Task details: Every line that contains the word "Output" should be copied out.
--- begin Items ---
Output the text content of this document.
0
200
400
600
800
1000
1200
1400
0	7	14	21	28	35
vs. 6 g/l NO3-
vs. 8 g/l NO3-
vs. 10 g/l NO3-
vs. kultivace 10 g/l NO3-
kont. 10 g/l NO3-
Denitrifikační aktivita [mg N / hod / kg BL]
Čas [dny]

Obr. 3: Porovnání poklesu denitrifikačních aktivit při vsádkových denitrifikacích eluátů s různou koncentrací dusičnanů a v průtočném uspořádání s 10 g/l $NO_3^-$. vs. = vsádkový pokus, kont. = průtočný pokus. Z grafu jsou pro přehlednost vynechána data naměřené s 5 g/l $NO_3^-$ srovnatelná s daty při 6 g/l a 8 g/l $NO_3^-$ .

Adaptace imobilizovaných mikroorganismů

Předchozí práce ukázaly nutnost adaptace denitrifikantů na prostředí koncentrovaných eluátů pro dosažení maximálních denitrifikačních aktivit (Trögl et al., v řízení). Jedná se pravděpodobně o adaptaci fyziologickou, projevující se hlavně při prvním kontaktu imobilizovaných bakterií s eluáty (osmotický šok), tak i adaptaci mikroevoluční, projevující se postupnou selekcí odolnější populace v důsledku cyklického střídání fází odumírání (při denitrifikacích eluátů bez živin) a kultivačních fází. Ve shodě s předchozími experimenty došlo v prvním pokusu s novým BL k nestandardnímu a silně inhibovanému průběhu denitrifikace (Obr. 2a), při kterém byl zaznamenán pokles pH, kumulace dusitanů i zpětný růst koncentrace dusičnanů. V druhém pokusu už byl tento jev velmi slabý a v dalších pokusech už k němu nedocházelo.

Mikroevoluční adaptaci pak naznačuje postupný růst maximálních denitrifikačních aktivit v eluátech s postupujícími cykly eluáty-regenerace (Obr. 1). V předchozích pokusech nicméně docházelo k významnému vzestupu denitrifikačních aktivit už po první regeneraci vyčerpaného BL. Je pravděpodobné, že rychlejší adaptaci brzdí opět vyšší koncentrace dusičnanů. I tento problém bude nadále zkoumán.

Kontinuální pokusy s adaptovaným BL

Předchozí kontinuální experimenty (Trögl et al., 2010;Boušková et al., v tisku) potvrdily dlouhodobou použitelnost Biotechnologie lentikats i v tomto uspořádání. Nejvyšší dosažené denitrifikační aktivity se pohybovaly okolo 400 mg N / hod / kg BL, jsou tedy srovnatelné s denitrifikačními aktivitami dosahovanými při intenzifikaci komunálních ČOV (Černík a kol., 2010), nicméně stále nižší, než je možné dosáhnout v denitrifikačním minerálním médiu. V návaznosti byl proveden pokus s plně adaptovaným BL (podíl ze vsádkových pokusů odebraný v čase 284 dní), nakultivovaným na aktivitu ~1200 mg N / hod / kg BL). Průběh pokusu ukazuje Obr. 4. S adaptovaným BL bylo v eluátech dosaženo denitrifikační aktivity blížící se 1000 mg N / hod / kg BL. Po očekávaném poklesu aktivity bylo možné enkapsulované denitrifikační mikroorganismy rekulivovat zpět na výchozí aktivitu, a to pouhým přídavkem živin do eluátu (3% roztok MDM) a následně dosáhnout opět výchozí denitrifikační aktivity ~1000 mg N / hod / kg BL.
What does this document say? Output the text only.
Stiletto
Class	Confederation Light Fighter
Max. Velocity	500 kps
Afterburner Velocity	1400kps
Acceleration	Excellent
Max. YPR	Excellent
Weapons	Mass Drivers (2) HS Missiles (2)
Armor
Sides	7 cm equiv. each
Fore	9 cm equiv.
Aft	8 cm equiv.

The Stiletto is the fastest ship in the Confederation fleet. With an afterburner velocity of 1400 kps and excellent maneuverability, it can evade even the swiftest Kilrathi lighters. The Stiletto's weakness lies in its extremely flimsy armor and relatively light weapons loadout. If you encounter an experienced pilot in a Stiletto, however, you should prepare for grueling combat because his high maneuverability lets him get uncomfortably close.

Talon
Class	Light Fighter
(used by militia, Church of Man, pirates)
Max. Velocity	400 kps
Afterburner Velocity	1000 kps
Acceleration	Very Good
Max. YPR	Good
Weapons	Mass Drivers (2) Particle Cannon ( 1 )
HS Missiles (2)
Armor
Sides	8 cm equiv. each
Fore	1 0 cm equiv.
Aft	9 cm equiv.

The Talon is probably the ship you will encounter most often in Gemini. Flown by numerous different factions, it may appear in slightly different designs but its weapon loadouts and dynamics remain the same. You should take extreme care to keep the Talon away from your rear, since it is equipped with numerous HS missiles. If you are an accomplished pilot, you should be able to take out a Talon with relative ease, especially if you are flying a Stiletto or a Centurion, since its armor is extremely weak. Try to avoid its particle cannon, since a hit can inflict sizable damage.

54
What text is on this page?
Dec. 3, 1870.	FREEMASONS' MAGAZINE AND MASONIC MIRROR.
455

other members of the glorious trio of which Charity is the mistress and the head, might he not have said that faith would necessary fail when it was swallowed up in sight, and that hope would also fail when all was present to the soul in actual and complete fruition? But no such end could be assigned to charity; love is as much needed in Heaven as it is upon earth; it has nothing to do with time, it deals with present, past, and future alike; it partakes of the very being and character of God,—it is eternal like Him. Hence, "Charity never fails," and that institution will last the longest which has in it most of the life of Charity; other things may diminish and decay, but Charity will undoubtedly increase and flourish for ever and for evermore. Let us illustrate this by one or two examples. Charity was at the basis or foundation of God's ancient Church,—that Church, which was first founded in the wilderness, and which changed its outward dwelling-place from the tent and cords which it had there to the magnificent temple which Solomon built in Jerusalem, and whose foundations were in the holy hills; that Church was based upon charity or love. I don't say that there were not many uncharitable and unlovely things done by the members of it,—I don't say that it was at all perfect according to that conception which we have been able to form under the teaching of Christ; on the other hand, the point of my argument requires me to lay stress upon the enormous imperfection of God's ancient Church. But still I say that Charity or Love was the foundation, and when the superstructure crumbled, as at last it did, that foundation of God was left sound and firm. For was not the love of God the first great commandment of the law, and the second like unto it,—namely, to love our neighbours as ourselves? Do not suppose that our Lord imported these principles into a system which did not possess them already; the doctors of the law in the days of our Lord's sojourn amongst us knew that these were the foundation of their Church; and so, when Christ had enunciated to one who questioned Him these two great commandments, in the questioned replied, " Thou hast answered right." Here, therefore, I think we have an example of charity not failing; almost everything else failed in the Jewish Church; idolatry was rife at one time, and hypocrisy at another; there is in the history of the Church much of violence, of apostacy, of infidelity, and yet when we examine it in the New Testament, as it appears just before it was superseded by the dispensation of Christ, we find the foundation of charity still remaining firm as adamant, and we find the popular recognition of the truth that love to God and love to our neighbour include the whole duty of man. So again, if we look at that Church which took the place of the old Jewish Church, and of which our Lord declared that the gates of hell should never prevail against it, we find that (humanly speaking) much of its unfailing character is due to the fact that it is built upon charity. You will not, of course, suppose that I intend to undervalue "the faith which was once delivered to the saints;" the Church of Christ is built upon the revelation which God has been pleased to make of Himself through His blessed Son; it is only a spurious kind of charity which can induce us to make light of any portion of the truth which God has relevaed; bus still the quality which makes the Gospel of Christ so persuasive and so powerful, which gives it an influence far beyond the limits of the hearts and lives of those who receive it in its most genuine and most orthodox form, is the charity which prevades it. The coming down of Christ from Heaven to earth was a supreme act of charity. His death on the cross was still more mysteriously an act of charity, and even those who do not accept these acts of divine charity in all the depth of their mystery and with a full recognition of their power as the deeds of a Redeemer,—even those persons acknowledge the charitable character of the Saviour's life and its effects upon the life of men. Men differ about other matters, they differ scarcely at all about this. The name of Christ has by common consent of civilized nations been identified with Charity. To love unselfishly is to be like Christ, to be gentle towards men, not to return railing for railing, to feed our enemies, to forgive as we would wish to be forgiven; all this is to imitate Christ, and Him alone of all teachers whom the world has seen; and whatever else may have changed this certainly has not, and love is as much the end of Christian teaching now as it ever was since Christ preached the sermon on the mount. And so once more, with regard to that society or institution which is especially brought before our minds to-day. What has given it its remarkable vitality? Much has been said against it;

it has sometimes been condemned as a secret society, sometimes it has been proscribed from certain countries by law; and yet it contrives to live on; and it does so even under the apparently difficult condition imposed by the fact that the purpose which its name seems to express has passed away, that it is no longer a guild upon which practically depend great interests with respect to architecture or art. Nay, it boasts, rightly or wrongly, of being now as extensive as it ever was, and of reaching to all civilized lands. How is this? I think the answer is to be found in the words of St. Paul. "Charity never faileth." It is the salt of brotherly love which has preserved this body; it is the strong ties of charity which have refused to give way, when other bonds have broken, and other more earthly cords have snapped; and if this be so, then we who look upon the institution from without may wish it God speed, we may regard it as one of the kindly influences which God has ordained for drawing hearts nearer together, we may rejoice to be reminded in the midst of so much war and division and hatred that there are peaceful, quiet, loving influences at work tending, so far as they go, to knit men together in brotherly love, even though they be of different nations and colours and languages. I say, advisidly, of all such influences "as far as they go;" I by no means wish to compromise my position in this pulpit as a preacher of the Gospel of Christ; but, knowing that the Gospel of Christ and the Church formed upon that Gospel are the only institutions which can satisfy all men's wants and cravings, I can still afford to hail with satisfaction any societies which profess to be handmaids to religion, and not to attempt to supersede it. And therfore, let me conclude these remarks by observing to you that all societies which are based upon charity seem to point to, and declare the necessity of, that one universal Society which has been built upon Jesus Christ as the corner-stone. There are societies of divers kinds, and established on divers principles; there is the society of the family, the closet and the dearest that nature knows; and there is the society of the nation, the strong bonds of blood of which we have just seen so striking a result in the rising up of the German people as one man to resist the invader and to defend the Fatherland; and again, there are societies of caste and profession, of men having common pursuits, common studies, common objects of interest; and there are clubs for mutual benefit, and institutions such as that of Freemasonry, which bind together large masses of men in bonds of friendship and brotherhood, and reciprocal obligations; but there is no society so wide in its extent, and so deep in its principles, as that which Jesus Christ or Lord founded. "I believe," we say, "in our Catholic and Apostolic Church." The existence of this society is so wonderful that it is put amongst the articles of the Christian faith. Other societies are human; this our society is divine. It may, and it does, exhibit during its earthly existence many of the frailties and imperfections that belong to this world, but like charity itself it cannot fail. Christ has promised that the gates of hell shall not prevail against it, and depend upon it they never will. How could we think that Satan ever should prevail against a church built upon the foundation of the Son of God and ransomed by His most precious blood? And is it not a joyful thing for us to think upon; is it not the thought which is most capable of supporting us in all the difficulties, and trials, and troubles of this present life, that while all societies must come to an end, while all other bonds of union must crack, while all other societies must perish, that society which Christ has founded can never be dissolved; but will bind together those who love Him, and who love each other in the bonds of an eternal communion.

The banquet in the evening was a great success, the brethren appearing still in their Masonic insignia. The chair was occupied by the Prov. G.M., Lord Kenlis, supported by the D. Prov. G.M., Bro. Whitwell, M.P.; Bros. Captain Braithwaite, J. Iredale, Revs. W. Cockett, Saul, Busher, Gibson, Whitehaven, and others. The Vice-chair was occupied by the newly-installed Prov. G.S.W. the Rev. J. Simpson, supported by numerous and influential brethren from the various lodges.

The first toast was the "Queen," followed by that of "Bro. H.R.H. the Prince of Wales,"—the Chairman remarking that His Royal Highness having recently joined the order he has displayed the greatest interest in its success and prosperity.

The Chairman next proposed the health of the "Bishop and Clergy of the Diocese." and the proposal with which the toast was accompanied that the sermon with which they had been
--- end Items ---
The completed task:
Output the text content of this document.
What does this document say? Output the text only.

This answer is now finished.